* _Work instructions_
Every record should be repeated exactly, except that pictures are left out.

+++ Given records

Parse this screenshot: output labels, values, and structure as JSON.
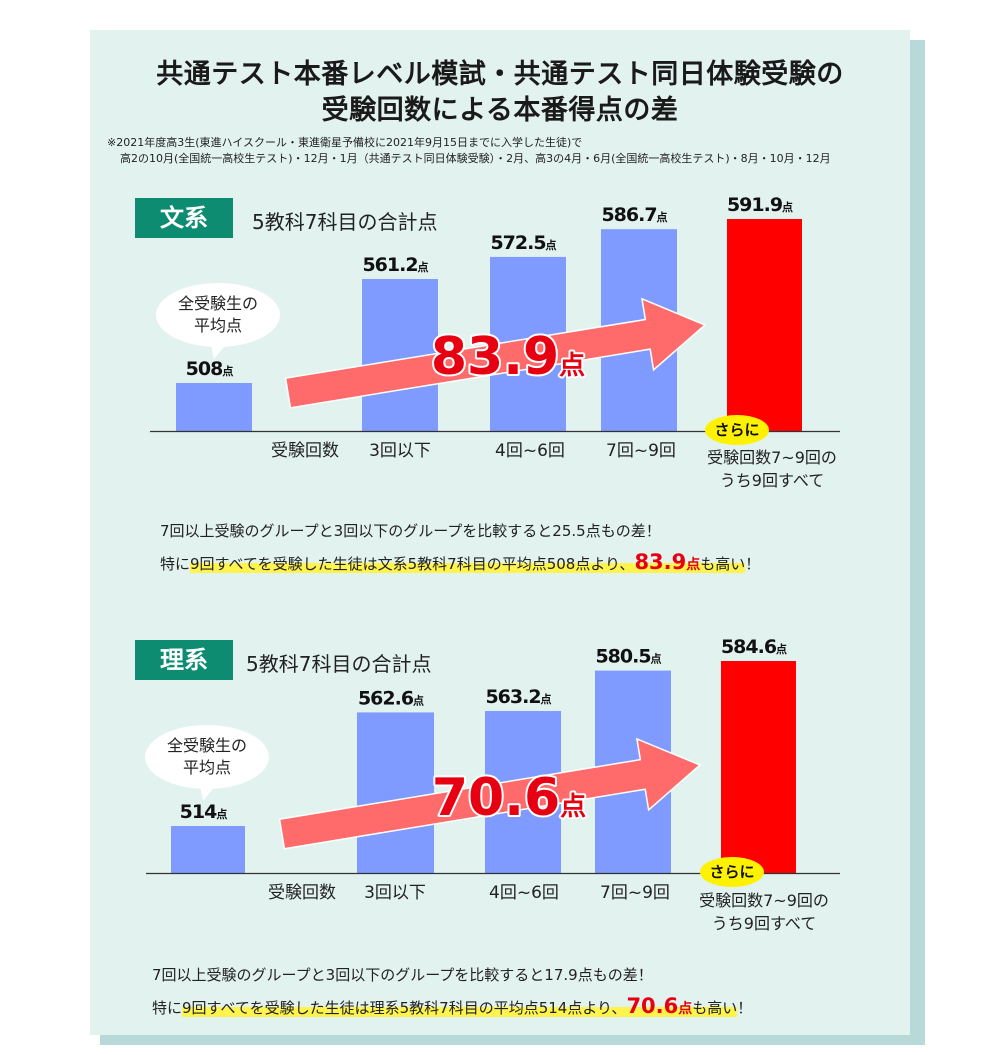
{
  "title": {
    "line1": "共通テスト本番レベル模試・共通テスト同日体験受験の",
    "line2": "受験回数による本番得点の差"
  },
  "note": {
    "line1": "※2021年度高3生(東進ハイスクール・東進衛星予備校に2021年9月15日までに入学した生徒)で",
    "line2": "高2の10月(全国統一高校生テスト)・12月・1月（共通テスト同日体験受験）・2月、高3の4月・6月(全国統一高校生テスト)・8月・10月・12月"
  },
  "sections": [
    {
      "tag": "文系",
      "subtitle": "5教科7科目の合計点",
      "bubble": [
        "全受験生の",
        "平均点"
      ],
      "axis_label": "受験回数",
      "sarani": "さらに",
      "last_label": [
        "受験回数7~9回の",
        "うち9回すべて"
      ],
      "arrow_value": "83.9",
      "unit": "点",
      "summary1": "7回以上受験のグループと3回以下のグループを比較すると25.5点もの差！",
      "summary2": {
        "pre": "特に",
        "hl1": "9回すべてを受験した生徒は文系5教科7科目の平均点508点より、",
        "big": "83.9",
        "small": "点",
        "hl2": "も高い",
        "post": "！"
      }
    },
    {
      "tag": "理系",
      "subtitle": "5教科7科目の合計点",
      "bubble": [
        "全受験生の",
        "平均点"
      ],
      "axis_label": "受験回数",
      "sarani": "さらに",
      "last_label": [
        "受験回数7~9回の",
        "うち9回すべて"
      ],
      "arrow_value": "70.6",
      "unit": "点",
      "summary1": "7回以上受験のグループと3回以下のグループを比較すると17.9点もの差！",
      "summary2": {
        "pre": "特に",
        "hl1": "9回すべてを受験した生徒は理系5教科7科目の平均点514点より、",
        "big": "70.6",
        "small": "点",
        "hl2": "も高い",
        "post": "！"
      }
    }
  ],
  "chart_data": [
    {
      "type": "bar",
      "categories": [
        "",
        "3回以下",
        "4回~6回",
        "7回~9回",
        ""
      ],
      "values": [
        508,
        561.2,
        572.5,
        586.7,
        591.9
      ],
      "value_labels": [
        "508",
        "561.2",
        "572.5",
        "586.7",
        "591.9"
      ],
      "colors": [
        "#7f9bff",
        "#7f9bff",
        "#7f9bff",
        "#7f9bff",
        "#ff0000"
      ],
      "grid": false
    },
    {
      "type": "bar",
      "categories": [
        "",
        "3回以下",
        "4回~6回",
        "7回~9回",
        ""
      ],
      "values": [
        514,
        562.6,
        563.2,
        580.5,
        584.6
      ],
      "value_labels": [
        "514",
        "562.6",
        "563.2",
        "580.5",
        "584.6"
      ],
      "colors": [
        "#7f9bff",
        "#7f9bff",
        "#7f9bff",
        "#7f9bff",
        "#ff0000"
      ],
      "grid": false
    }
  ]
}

++++++

* _The result_
Parse this screenshot: output labels, values, and structure as JSON.
{
  "title": {
    "line1": "共通テスト本番レベル模試・共通テスト同日体験受験の",
    "line2": "受験回数による本番得点の差"
  },
  "note": {
    "line1": "※2021年度高3生(東進ハイスクール・東進衛星予備校に2021年9月15日までに入学した生徒)で",
    "line2": "高2の10月(全国統一高校生テスト)・12月・1月（共通テスト同日体験受験）・2月、高3の4月・6月(全国統一高校生テスト)・8月・10月・12月"
  },
  "sections": [
    {
      "tag": "文系",
      "subtitle": "5教科7科目の合計点",
      "bubble": [
        "全受験生の",
        "平均点"
      ],
      "axis_label": "受験回数",
      "sarani": "さらに",
      "last_label": [
        "受験回数7~9回の",
        "うち9回すべて"
      ],
      "arrow_value": "83.9",
      "unit": "点",
      "summary1": "7回以上受験のグループと3回以下のグループを比較すると25.5点もの差！",
      "summary2": {
        "pre": "特に",
        "hl1": "9回すべてを受験した生徒は文系5教科7科目の平均点508点より、",
        "big": "83.9",
        "small": "点",
        "hl2": "も高い",
        "post": "！"
      }
    },
    {
      "tag": "理系",
      "subtitle": "5教科7科目の合計点",
      "bubble": [
        "全受験生の",
        "平均点"
      ],
      "axis_label": "受験回数",
      "sarani": "さらに",
      "last_label": [
        "受験回数7~9回の",
        "うち9回すべて"
      ],
      "arrow_value": "70.6",
      "unit": "点",
      "summary1": "7回以上受験のグループと3回以下のグループを比較すると17.9点もの差！",
      "summary2": {
        "pre": "特に",
        "hl1": "9回すべてを受験した生徒は理系5教科7科目の平均点514点より、",
        "big": "70.6",
        "small": "点",
        "hl2": "も高い",
        "post": "！"
      }
    }
  ],
  "chart_data": [
    {
      "type": "bar",
      "categories": [
        "",
        "3回以下",
        "4回~6回",
        "7回~9回",
        ""
      ],
      "values": [
        508,
        561.2,
        572.5,
        586.7,
        591.9
      ],
      "value_labels": [
        "508",
        "561.2",
        "572.5",
        "586.7",
        "591.9"
      ],
      "colors": [
        "#7f9bff",
        "#7f9bff",
        "#7f9bff",
        "#7f9bff",
        "#ff0000"
      ],
      "grid": false
    },
    {
      "type": "bar",
      "categories": [
        "",
        "3回以下",
        "4回~6回",
        "7回~9回",
        ""
      ],
      "values": [
        514,
        562.6,
        563.2,
        580.5,
        584.6
      ],
      "value_labels": [
        "514",
        "562.6",
        "563.2",
        "580.5",
        "584.6"
      ],
      "colors": [
        "#7f9bff",
        "#7f9bff",
        "#7f9bff",
        "#7f9bff",
        "#ff0000"
      ],
      "grid": false
    }
  ]
}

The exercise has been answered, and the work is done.